— TASK GOAL —
Note each line that includes the word "ALTOS". Copy those lines.

(Extracted records)
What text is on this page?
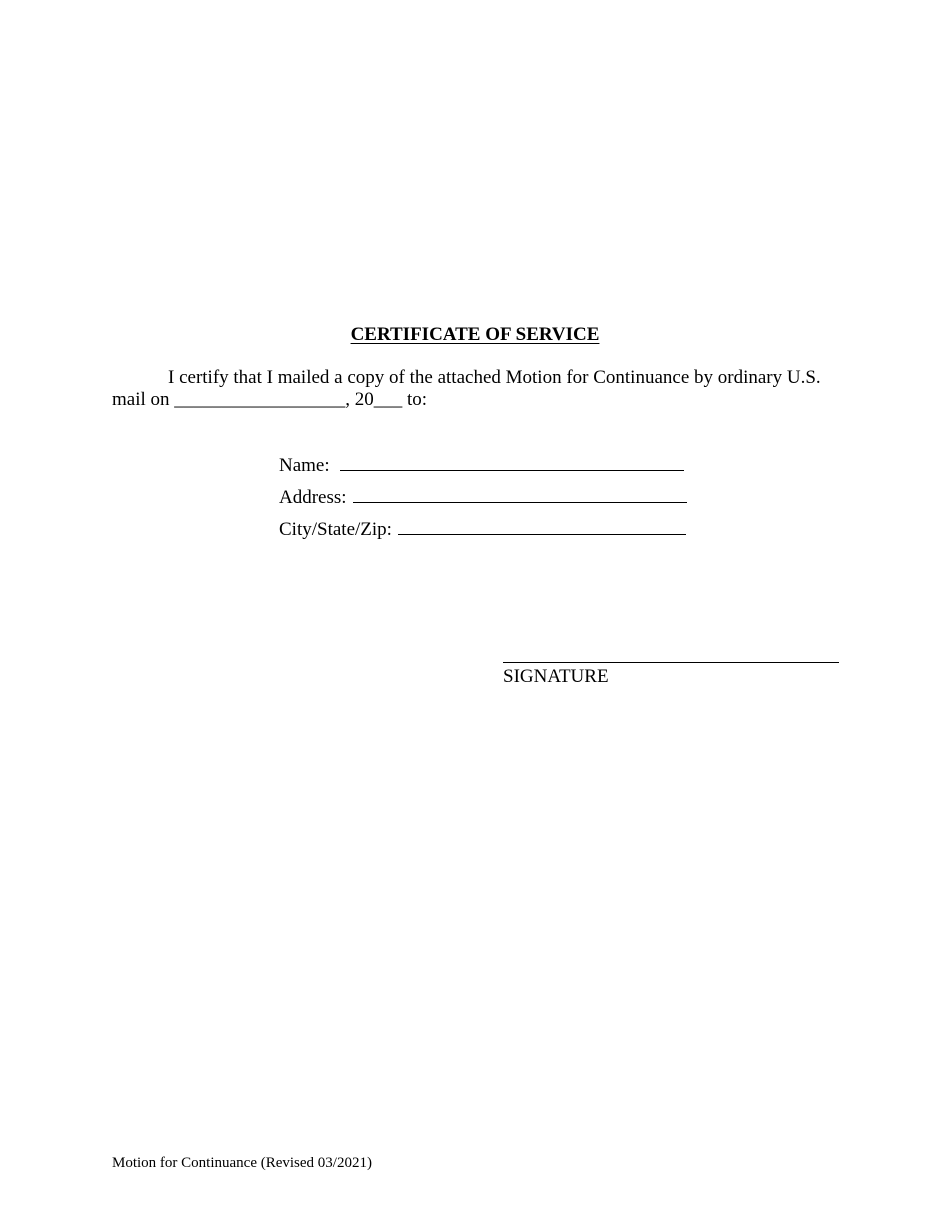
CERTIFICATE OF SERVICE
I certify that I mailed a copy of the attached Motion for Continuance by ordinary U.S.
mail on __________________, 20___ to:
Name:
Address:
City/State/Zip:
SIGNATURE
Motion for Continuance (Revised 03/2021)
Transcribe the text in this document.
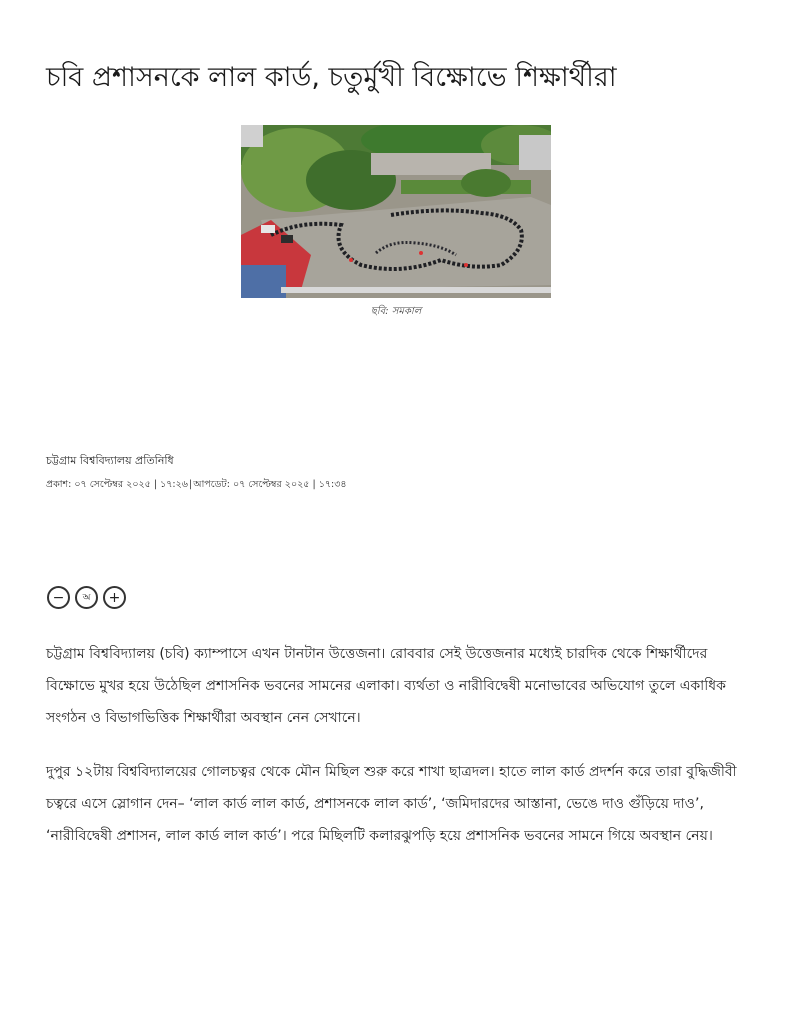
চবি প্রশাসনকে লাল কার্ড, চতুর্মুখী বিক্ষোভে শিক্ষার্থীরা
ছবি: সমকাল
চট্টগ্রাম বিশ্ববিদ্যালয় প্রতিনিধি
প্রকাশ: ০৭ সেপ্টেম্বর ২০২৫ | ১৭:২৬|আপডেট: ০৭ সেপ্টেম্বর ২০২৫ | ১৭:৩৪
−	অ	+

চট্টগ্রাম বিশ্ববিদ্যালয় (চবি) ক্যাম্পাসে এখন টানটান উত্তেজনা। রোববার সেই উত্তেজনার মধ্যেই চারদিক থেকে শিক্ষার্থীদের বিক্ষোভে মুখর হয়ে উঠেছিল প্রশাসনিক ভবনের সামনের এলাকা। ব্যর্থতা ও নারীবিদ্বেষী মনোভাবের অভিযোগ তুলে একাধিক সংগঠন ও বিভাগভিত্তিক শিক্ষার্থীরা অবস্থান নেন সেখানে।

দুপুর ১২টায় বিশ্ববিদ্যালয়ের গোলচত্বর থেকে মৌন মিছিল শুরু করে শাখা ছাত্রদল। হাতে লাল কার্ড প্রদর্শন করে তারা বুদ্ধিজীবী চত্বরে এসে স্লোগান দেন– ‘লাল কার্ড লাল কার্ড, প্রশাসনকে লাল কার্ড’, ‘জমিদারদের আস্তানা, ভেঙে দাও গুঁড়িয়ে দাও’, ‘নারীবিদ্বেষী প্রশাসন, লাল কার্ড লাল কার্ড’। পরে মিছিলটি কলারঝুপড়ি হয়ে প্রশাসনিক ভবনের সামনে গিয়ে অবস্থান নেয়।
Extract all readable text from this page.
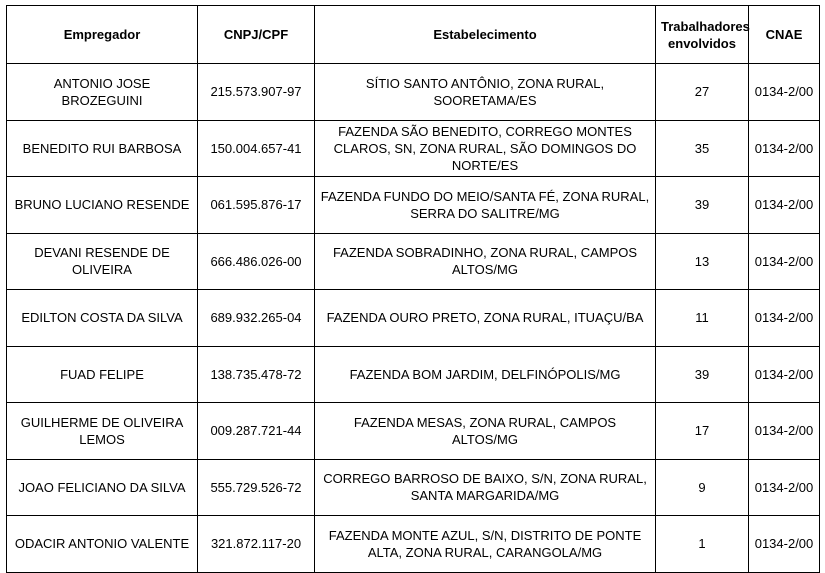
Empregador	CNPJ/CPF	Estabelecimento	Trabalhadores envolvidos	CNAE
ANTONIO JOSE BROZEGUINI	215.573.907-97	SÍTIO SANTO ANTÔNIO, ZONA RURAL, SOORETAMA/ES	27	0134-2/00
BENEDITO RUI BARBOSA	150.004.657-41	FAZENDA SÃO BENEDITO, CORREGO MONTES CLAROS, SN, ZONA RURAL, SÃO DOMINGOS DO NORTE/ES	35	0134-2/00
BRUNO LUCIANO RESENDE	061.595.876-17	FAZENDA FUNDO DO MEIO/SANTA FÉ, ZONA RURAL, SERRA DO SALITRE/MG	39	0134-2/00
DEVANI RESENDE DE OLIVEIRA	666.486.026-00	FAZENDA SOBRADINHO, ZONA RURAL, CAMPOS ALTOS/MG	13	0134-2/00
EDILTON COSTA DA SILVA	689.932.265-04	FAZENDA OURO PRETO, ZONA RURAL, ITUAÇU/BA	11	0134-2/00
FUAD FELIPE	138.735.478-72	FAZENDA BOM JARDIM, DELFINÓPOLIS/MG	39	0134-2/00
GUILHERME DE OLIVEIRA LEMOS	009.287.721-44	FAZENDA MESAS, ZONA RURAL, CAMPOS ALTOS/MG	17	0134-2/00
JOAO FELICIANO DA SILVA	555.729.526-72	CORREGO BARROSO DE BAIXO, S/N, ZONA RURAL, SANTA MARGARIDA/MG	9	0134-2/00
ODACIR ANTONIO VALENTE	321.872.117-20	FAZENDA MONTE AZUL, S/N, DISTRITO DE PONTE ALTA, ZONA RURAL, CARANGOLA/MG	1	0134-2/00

— REPLY TO THE EXERCISE —
DEVANI RESENDE DE OLIVEIRA	666.486.026-00	FAZENDA SOBRADINHO, ZONA RURAL, CAMPOS ALTOS/MG	13	0134-2/00
GUILHERME DE OLIVEIRA LEMOS	009.287.721-44	FAZENDA MESAS, ZONA RURAL, CAMPOS ALTOS/MG	17	0134-2/00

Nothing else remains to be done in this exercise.